Problem — Your answer should be one number: how many lines of the records hold the string "data".

Records for the exercise —

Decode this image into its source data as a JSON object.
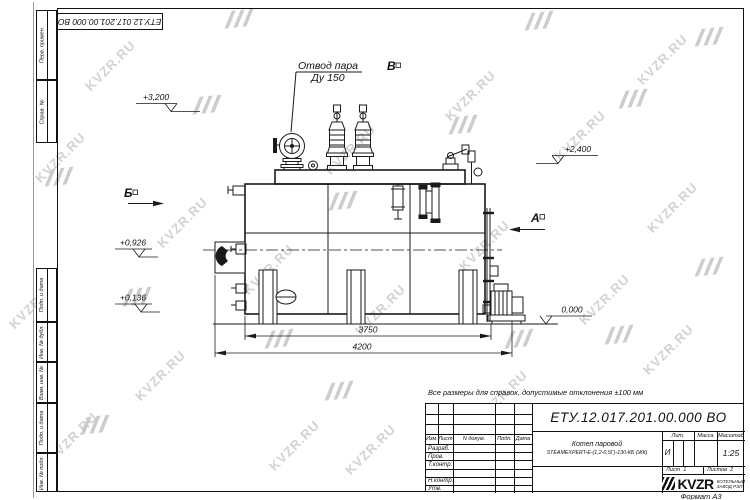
{
  "doc_number": "ЕТУ.12.017.201.00.000  ВО",
  "watermark": {
    "text": "KVZR.RU"
  },
  "note": "Все размеры для справок, допустимые отклонения ±100 мм",
  "frame": {
    "side_labels": [
      "Перв. примен.",
      "Справ. №",
      "Подп. и дата",
      "Инв. № дубл.",
      "Взам. инв. №",
      "Подп. и дата",
      "Инв. № подл."
    ],
    "format_label": "Формат А3"
  },
  "drawing": {
    "callout": {
      "line1": "Отвод пара",
      "line2": "Ду 150"
    },
    "views": {
      "b": "Б",
      "a": "А",
      "v": "В"
    },
    "elevations": {
      "e3200": "+3,200",
      "e2400": "+2,400",
      "e0926": "+0,926",
      "e0136": "+0,136",
      "e0000": "0,000"
    },
    "dimensions": {
      "inner": "3750",
      "outer": "4200"
    }
  },
  "title_block": {
    "product_line1": "Котел паровой",
    "product_line2": "STEAMEXPERT-Е-(1,2-0,5Г)-130-КБ (ЖК)",
    "cols": {
      "izm": "Изм.",
      "list": "Лист",
      "doc": "N докум.",
      "podp": "Подп.",
      "data": "Дата"
    },
    "rows": {
      "r1": "Разраб.",
      "r2": "Пров.",
      "r3": "Т.контр.",
      "r5": "Н.контр.",
      "r6": "Утв."
    },
    "lit_label": "Лит.",
    "lit_value": "И",
    "mass_label": "Масса",
    "scale_label": "Масштаб",
    "scale_value": "1:25",
    "sheet_label": "Лист",
    "sheet_value": "1",
    "sheets_label": "Листов",
    "sheets_value": "2",
    "brand": "KVZR",
    "brand_sub1": "КОТЕЛЬНЫЙ",
    "brand_sub2": "ЗАВОД РЭП"
  }
}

Task result — 2